__To be done__:
Return a copy of every line in the records that includes the word "type".

__Material provided__:
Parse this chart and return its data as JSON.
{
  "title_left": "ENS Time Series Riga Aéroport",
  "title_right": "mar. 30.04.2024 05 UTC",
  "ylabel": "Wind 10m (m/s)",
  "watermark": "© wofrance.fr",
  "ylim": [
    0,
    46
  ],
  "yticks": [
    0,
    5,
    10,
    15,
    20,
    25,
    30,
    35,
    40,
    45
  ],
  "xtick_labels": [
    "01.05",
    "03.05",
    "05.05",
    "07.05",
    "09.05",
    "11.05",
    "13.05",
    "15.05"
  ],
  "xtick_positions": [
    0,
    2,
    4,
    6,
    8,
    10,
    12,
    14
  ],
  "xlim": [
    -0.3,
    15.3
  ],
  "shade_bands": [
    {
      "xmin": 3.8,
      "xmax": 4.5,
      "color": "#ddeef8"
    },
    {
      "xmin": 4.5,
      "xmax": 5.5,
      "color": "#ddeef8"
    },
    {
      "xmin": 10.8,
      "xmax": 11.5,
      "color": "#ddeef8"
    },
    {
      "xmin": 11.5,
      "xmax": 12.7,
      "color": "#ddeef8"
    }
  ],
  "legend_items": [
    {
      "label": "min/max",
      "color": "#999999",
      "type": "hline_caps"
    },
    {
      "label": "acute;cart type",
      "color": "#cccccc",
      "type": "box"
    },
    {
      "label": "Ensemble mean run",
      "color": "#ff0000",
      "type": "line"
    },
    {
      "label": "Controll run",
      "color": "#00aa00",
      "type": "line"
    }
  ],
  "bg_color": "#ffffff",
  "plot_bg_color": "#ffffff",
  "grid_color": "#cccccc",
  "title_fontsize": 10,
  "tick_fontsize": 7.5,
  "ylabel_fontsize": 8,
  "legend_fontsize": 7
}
==
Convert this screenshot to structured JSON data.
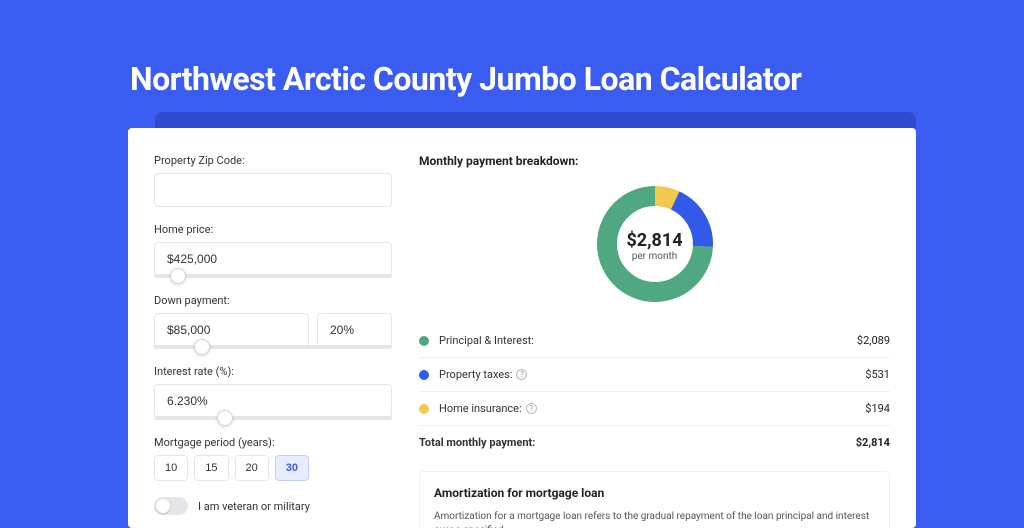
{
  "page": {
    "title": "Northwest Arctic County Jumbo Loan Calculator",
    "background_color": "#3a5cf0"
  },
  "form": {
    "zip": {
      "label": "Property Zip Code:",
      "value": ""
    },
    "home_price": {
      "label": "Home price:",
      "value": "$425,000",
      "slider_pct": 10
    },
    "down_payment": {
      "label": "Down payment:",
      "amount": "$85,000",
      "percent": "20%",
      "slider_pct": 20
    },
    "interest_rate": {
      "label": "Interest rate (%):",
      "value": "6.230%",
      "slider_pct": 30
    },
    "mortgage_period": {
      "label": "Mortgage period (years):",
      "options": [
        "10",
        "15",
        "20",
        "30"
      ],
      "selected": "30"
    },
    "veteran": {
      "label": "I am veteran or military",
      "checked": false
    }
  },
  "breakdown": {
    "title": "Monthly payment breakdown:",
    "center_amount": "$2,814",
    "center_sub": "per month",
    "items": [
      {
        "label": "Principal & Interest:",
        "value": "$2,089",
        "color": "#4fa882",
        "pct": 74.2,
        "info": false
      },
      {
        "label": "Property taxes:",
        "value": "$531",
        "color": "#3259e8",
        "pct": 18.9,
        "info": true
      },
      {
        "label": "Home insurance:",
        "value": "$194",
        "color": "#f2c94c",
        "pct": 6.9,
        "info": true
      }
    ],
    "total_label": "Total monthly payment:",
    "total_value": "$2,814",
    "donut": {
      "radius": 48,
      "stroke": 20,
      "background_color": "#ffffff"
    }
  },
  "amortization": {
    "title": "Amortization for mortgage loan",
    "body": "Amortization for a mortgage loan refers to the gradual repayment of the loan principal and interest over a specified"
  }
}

__Output for this task__:
      "type": "hline_caps"
      "label": "acute;cart type",
      "type": "box"
      "type": "line"
      "type": "line"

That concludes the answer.